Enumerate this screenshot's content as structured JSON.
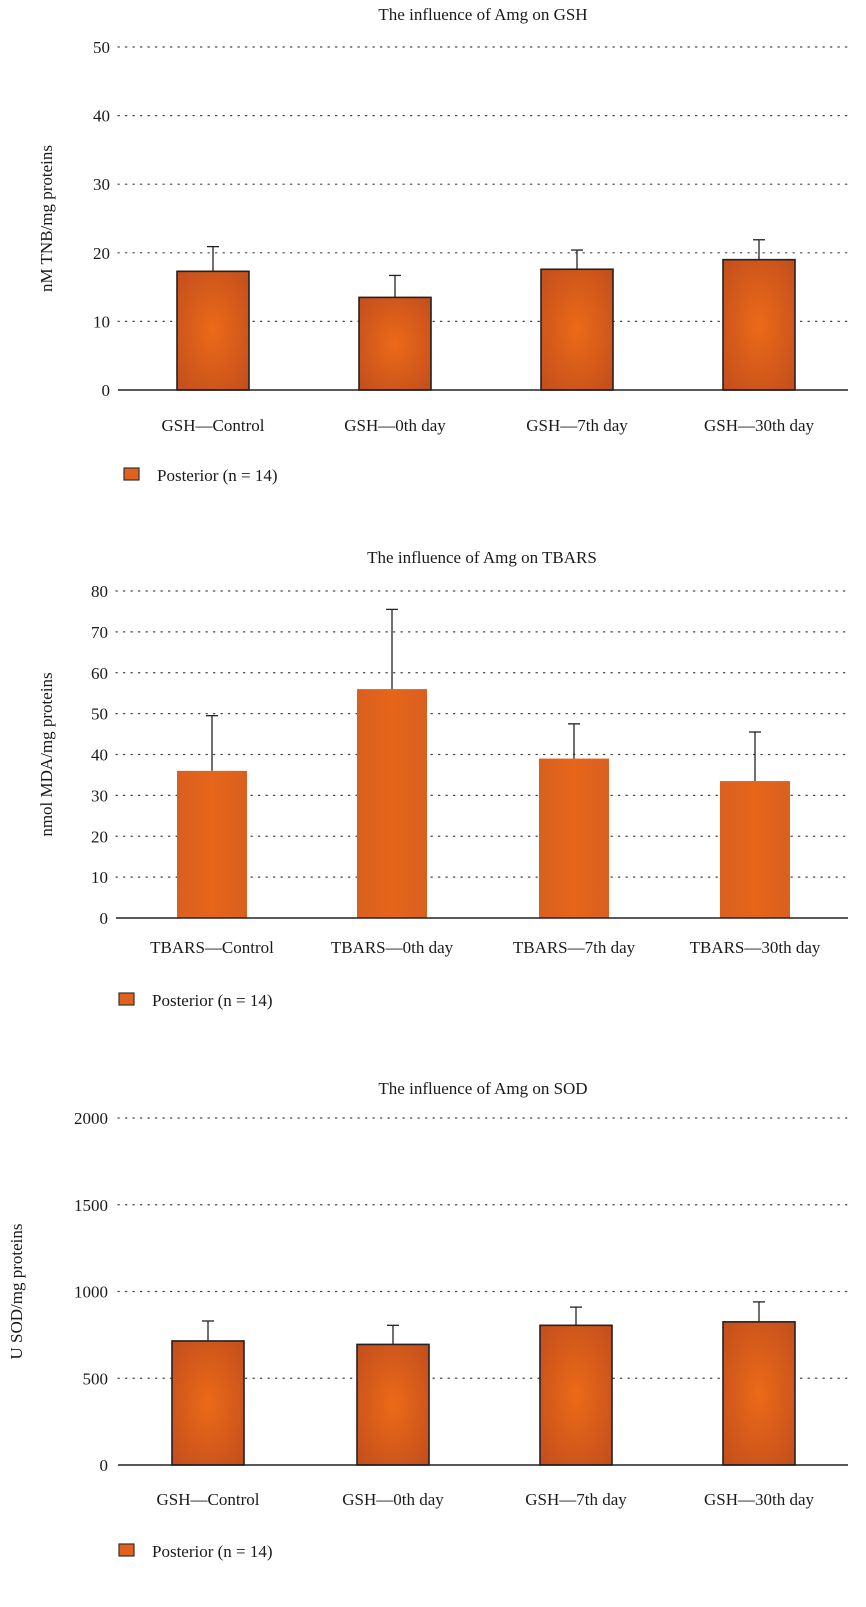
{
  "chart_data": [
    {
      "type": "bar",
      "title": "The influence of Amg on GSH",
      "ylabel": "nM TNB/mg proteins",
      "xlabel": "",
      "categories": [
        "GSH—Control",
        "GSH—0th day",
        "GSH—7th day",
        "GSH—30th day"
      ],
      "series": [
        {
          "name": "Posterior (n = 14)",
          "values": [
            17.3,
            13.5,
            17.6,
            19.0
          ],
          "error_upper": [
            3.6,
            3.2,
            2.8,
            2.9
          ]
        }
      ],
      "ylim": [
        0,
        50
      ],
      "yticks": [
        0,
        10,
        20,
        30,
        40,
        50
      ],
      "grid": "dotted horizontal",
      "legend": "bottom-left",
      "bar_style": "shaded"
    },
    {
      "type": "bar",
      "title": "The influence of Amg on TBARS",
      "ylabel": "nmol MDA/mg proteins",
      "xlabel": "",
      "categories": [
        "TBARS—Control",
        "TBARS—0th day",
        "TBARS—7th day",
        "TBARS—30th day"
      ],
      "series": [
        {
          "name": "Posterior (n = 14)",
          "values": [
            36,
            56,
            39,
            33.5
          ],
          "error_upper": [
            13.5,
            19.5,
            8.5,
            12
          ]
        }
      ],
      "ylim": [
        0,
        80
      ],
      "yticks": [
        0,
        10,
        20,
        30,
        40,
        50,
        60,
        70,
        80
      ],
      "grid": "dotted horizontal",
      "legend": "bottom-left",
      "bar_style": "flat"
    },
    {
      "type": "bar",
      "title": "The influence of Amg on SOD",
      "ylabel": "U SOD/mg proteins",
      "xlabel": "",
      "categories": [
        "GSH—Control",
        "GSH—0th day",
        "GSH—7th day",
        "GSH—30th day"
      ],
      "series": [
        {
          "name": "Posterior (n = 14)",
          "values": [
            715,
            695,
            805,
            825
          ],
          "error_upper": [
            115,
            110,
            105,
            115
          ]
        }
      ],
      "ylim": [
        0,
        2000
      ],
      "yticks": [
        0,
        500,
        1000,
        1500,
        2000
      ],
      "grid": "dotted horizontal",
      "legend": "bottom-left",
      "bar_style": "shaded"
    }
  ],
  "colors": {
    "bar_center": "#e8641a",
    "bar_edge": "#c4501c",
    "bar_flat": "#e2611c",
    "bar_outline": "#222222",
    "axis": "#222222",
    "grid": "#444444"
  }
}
--
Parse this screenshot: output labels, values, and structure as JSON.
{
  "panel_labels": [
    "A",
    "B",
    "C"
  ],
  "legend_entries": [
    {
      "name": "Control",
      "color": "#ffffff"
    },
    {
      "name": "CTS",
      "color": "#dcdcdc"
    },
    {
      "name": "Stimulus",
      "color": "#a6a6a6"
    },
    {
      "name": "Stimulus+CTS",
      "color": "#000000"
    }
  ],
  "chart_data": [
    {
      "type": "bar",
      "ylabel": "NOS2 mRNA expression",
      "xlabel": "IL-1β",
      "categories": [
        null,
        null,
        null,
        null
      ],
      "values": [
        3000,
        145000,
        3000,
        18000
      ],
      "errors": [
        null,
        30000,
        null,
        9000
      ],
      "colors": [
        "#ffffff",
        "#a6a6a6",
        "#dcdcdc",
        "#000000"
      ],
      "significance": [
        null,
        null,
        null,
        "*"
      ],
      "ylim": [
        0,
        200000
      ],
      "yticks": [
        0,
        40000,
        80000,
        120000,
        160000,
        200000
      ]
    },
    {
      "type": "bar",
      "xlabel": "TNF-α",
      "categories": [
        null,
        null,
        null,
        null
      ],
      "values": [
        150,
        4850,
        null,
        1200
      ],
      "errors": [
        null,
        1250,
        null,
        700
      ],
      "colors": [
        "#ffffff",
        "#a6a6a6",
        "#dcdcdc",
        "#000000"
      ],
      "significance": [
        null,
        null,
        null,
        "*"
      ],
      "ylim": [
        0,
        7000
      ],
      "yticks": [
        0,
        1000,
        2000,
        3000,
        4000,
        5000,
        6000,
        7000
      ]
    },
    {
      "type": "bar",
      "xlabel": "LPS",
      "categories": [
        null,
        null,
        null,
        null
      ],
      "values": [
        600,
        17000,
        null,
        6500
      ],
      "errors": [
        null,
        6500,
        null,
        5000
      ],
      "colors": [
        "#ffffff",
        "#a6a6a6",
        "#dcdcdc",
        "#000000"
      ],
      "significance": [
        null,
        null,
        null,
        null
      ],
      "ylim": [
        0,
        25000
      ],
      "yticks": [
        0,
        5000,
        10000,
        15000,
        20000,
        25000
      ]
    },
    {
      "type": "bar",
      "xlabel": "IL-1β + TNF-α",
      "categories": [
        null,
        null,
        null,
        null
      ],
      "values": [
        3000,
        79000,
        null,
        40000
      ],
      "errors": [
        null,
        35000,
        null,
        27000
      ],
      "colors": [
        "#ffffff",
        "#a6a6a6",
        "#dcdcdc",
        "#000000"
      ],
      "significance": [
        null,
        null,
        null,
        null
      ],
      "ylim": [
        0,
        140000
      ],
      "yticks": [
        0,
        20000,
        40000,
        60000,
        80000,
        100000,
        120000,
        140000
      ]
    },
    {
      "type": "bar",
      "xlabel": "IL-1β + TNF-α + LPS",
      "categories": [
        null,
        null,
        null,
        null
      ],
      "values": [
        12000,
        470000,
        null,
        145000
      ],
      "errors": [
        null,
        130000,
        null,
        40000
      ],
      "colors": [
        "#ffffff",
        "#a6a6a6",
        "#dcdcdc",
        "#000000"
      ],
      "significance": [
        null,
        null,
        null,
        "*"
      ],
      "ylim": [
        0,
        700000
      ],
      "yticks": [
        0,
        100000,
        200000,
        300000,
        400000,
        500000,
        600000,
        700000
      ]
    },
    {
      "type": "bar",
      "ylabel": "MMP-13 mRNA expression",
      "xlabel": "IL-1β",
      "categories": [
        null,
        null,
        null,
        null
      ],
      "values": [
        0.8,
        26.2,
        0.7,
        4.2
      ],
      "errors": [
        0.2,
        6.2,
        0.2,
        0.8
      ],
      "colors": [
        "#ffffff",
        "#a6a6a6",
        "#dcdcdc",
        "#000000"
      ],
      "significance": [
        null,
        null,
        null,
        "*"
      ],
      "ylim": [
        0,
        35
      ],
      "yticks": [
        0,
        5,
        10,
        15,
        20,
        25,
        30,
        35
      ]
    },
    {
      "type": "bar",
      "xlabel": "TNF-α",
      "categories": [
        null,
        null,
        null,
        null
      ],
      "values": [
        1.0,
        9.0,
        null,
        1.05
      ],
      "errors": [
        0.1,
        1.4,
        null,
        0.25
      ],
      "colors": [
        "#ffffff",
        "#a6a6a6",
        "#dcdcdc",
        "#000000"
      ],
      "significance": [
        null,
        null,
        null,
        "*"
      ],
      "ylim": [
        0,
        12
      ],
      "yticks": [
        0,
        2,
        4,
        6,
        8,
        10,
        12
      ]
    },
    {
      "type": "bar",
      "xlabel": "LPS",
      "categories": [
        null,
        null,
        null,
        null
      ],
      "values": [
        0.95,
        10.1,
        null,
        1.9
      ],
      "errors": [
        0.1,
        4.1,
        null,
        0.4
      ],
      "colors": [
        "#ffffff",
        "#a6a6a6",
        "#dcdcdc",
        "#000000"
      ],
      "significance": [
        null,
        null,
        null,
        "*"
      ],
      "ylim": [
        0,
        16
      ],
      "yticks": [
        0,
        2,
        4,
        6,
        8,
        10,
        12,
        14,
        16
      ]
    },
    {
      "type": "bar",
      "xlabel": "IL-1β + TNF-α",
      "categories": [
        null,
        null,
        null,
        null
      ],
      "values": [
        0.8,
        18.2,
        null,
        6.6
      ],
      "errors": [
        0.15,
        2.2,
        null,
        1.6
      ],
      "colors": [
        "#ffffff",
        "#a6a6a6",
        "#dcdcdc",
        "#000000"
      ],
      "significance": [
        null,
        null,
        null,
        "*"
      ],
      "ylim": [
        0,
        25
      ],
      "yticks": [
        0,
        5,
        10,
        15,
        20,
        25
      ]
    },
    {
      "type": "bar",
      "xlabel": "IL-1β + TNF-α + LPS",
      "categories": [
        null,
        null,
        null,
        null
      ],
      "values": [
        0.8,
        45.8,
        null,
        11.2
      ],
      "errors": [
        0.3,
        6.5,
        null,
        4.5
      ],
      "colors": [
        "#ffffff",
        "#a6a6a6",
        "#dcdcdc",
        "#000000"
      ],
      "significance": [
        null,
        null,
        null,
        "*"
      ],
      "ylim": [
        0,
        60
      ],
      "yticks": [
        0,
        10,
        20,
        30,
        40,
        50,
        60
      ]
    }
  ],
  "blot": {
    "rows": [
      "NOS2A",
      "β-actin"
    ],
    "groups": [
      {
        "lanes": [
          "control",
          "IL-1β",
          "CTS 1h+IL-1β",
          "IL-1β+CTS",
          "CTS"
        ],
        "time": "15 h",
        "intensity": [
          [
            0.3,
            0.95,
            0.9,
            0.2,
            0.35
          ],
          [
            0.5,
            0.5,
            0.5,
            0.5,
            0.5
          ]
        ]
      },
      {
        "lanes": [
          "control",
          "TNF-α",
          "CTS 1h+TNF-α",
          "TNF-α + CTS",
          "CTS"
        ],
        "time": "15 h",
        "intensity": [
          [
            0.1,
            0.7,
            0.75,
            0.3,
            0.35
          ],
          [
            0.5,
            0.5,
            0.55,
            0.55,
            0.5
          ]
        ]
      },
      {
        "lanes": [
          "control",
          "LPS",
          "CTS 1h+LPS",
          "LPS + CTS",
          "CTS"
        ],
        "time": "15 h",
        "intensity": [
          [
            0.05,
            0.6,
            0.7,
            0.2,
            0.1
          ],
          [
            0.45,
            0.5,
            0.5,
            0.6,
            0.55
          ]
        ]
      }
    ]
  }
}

**Exercise brief**
Lines with the word "influence": tally them across the material and give only the total.

**Output for this exercise**
3